### Task inputs
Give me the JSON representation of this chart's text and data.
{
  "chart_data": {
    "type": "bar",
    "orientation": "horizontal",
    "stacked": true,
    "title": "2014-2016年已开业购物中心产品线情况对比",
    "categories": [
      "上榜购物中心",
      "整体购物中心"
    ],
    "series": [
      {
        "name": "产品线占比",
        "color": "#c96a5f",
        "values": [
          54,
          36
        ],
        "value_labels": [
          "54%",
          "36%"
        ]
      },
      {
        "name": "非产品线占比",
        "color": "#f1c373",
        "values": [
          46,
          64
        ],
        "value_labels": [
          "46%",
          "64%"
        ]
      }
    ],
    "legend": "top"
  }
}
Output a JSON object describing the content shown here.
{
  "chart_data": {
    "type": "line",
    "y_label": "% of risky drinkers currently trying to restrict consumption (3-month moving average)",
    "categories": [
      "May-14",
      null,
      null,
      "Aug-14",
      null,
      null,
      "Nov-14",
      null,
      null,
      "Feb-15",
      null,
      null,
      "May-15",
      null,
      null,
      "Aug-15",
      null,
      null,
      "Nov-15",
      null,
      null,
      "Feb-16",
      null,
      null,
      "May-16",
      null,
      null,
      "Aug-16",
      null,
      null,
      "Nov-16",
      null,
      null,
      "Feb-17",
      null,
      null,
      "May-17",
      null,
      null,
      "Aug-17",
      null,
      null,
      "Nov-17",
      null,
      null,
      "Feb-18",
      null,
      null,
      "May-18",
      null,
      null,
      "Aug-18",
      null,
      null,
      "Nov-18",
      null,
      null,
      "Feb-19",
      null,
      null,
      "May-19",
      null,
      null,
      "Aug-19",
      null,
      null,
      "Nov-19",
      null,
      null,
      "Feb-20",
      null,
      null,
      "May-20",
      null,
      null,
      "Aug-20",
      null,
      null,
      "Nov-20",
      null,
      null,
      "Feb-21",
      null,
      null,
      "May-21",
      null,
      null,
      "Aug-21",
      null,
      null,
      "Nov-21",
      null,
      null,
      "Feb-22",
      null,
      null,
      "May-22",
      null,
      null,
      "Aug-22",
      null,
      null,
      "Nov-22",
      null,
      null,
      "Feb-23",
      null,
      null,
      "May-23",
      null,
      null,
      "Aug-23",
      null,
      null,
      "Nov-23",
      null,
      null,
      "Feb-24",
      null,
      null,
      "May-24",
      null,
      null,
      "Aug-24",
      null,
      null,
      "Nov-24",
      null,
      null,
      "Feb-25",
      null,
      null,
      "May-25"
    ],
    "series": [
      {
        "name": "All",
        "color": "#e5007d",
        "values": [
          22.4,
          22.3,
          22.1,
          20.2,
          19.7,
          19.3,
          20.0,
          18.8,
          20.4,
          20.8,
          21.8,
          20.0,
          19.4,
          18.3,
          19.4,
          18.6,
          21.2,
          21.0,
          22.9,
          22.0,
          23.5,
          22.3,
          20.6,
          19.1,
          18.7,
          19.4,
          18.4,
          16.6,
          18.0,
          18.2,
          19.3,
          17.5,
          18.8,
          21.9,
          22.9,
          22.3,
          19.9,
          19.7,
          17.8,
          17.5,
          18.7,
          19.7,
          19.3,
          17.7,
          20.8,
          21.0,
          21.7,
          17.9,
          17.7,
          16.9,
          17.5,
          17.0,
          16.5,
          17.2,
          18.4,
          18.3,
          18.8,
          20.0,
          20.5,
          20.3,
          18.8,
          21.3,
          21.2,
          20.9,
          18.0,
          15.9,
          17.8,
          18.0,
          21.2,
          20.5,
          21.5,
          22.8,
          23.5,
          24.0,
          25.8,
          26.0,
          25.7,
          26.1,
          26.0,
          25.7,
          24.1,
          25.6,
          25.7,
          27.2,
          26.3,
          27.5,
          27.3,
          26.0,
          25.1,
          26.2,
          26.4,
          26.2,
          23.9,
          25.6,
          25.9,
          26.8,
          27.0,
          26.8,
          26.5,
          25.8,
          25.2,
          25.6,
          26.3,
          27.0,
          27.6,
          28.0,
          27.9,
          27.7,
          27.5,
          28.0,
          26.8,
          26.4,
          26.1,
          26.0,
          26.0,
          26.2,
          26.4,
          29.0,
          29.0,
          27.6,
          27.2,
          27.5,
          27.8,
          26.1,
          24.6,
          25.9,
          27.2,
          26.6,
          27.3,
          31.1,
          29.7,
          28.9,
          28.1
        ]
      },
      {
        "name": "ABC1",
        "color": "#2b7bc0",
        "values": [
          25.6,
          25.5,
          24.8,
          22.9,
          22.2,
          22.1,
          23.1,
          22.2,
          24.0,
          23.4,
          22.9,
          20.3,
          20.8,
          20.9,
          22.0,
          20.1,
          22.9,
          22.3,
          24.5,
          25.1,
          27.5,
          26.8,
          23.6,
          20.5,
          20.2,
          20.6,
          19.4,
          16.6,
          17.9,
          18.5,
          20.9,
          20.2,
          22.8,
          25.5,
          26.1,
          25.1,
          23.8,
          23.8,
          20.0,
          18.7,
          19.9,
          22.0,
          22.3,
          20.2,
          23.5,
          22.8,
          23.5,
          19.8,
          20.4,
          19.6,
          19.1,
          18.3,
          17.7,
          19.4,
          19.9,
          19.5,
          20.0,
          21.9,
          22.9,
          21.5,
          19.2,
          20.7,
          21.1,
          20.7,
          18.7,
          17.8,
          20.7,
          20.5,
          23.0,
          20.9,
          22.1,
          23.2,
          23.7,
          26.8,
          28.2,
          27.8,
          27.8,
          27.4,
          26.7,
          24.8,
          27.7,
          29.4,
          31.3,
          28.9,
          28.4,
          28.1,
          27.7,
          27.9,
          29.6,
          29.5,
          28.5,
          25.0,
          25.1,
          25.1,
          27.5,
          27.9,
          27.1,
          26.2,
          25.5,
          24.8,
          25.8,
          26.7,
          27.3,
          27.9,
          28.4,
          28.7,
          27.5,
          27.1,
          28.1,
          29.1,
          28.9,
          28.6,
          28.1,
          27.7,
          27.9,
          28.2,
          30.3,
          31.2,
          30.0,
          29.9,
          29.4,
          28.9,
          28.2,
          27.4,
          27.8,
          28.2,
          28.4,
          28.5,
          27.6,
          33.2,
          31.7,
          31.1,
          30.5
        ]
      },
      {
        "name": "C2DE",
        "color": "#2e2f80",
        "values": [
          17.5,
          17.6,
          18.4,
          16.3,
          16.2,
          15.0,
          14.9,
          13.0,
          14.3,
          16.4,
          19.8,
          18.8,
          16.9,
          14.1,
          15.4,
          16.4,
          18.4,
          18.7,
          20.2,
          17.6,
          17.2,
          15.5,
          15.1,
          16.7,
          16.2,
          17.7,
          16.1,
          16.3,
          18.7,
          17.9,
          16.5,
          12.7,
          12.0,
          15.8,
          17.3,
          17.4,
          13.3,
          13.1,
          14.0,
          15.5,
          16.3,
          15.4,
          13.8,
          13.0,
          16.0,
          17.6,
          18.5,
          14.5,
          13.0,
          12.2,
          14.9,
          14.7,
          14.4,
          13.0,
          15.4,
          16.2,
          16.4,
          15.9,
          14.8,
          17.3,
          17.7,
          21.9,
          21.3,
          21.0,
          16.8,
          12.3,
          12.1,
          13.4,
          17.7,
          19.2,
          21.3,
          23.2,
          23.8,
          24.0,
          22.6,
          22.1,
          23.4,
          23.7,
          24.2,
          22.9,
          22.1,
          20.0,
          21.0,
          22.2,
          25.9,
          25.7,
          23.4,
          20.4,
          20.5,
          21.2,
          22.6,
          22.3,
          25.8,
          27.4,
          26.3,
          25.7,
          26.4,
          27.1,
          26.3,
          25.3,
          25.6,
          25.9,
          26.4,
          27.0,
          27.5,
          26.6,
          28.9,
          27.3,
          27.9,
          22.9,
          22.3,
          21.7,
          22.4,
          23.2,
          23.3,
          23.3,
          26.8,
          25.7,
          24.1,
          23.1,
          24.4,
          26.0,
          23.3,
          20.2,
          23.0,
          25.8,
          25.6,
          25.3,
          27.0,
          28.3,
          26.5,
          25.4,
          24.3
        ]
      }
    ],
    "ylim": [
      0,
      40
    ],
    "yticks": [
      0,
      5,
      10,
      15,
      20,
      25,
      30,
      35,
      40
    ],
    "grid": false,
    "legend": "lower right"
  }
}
######
Objective –
Select every line of the records holding the string "name".

Solution –
        "name": "产品线占比",
        "name": "非产品线占比",
        "name": "All",
        "name": "ABC1",
        "name": "C2DE",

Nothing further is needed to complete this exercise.